== DATASET ==

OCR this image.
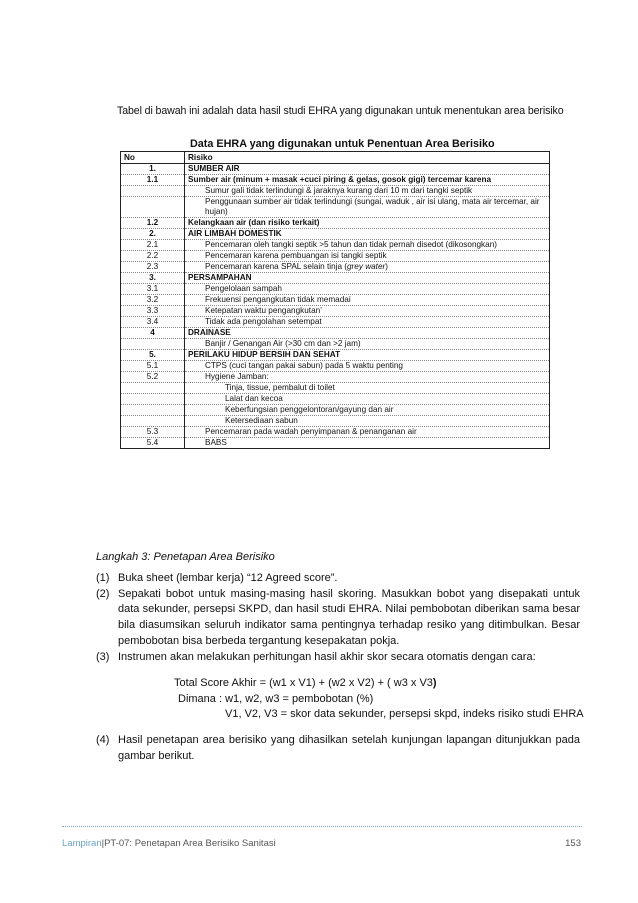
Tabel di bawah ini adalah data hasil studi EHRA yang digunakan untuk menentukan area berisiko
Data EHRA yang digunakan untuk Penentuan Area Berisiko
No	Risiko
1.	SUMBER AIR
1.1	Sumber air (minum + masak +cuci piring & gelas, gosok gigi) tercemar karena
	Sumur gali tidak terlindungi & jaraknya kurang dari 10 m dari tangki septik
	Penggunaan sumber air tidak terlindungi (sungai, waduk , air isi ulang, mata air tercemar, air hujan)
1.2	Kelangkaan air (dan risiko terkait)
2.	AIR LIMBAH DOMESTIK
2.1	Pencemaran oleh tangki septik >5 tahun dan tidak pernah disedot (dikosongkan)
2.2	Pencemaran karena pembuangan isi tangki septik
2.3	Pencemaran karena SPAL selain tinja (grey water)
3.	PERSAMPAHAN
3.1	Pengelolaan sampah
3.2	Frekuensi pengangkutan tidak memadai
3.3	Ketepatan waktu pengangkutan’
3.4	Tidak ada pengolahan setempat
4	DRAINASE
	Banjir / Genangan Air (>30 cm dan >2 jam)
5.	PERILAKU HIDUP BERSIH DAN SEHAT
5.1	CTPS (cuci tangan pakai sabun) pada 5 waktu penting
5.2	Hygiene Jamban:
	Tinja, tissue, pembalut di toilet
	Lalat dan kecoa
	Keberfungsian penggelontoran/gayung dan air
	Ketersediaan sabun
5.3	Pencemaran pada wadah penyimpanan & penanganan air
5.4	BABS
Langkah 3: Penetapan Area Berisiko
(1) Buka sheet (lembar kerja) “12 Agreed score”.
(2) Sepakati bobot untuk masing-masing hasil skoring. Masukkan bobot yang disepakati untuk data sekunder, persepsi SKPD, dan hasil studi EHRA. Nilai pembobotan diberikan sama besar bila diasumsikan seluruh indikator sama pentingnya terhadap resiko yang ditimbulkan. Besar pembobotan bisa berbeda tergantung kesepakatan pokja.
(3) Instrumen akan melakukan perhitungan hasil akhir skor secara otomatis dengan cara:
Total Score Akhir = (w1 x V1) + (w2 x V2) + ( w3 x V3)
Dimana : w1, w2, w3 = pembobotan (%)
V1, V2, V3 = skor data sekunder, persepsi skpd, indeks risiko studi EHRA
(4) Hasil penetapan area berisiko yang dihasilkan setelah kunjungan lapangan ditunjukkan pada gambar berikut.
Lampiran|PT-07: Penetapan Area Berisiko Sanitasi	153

===
== DATASET ==

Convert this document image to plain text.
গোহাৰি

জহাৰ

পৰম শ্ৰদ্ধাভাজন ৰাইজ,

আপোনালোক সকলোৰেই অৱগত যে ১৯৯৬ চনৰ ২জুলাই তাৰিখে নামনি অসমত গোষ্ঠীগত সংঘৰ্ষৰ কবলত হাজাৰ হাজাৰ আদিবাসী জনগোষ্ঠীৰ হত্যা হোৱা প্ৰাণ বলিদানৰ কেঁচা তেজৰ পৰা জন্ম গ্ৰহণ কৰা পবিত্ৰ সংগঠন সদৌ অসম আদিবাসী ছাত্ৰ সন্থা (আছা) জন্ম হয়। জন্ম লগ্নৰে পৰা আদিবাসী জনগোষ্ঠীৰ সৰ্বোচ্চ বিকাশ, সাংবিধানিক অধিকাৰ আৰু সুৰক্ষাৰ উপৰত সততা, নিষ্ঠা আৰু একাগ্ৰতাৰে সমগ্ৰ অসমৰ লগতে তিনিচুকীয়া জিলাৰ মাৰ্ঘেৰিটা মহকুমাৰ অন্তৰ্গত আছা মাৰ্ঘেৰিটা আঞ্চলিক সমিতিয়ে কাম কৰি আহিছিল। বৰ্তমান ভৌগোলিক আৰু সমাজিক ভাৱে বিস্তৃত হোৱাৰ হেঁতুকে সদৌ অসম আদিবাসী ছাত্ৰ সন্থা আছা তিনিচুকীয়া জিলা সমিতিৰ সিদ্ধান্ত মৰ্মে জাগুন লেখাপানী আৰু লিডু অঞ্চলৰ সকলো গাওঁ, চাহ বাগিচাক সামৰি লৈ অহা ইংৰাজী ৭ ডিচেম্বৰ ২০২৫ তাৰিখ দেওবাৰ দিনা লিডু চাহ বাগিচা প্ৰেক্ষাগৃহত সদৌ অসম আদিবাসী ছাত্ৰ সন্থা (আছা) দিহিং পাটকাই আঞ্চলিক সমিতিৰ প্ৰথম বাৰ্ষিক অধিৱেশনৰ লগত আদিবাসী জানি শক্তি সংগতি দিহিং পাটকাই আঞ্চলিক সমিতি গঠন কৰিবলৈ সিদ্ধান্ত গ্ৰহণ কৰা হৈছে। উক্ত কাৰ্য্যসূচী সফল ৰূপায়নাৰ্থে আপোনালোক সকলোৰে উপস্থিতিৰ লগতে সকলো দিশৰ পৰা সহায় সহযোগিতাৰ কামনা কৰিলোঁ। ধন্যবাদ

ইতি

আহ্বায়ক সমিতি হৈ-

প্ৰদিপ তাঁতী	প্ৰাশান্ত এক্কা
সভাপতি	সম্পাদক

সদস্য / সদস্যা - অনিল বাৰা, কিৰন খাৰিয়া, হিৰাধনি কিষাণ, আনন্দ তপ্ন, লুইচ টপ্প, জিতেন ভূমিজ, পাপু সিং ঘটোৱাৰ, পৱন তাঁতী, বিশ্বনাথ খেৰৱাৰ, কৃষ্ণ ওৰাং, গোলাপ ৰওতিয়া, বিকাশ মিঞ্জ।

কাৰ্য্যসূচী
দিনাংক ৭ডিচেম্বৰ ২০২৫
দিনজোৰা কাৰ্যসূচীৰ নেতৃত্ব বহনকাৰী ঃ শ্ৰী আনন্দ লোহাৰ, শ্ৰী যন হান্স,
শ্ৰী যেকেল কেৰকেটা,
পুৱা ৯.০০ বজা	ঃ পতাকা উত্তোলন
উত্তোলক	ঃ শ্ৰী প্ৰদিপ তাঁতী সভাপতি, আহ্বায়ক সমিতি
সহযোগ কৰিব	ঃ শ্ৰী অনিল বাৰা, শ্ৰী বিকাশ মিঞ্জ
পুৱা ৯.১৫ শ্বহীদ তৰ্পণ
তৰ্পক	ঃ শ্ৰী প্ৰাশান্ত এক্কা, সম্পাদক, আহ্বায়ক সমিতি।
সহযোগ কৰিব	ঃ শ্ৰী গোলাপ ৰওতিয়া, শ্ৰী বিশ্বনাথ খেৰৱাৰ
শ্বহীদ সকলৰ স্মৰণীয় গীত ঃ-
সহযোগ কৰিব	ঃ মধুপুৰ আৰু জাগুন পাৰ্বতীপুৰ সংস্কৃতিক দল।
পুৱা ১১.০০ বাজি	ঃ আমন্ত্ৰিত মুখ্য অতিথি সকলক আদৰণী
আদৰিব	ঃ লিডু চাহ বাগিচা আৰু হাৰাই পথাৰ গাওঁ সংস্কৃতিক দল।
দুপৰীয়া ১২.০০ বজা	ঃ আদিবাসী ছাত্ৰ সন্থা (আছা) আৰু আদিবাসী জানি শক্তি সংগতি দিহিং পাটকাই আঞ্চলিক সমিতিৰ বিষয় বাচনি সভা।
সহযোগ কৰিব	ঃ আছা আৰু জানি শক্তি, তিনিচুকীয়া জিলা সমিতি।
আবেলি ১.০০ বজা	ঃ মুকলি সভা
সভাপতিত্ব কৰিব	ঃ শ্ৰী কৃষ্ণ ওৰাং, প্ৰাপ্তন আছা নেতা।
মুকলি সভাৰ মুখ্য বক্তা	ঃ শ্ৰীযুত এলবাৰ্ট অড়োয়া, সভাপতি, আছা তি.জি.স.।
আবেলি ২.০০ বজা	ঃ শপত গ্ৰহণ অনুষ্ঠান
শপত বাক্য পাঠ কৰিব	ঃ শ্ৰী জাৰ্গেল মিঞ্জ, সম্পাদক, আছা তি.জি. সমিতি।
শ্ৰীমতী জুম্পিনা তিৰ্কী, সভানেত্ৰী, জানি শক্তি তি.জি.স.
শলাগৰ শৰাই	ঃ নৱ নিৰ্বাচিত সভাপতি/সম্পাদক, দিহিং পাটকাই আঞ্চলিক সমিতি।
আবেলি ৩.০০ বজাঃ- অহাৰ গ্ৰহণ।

===
== DATASET ==

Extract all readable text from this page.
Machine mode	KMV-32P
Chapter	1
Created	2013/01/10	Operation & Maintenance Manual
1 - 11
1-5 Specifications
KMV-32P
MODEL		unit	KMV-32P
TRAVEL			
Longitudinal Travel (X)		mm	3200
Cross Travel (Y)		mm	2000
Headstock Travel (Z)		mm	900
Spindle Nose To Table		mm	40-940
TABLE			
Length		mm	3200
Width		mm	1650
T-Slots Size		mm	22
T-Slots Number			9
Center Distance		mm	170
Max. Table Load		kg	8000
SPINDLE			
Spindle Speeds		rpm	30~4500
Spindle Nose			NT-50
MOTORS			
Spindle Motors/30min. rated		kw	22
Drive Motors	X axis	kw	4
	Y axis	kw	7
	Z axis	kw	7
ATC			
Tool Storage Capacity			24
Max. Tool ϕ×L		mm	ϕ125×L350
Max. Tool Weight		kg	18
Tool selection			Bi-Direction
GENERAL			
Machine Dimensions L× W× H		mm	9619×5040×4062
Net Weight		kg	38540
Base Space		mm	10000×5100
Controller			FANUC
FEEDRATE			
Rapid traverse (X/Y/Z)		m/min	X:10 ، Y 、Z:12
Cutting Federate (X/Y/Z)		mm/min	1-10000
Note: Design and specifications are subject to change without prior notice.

===

AIM — Find how many lines of the material carry the string "persepsi". Only the number should be in the answer.

RESPONSE — 2